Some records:
■ ■ ■ ■ ■
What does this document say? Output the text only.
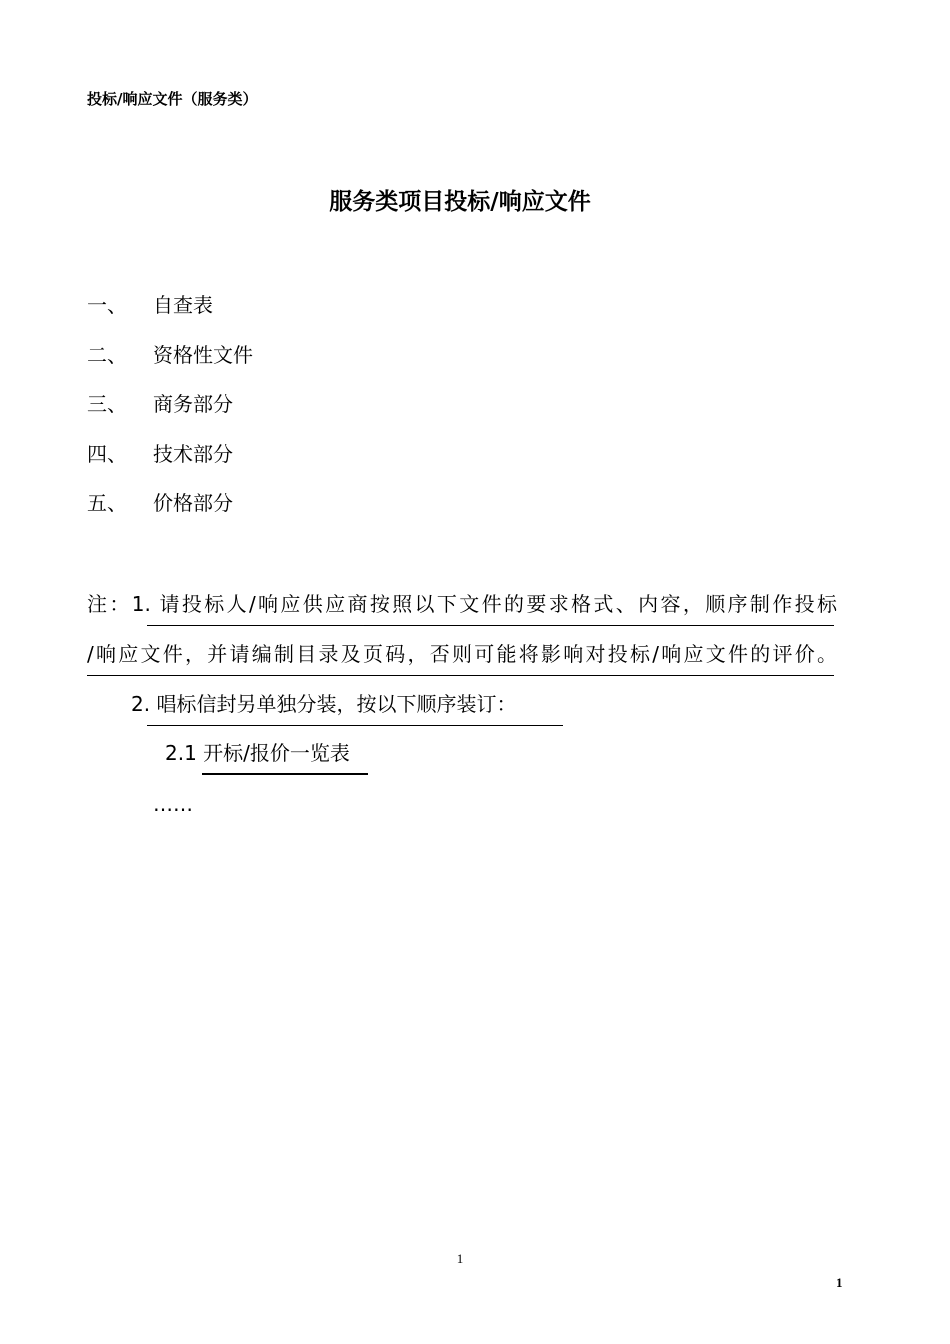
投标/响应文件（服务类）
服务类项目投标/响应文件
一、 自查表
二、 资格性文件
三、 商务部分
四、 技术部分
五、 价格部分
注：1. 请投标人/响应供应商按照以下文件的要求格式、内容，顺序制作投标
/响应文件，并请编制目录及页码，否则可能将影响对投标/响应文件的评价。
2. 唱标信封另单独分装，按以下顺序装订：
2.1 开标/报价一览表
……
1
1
■ ■ ■ ■ ■
Give all the entries again exactly, dropping each picture.

What does this document say? Output the text only.
投标/响应文件（服务类）
服务类项目投标/响应文件
一、 自查表
二、 资格性文件
三、 商务部分
四、 技术部分
五、 价格部分
注：1. 请投标人/响应供应商按照以下文件的要求格式、内容，顺序制作投标
/响应文件，并请编制目录及页码，否则可能将影响对投标/响应文件的评价。
2. 唱标信封另单独分装，按以下顺序装订：
2.1 开标/报价一览表
……
1
1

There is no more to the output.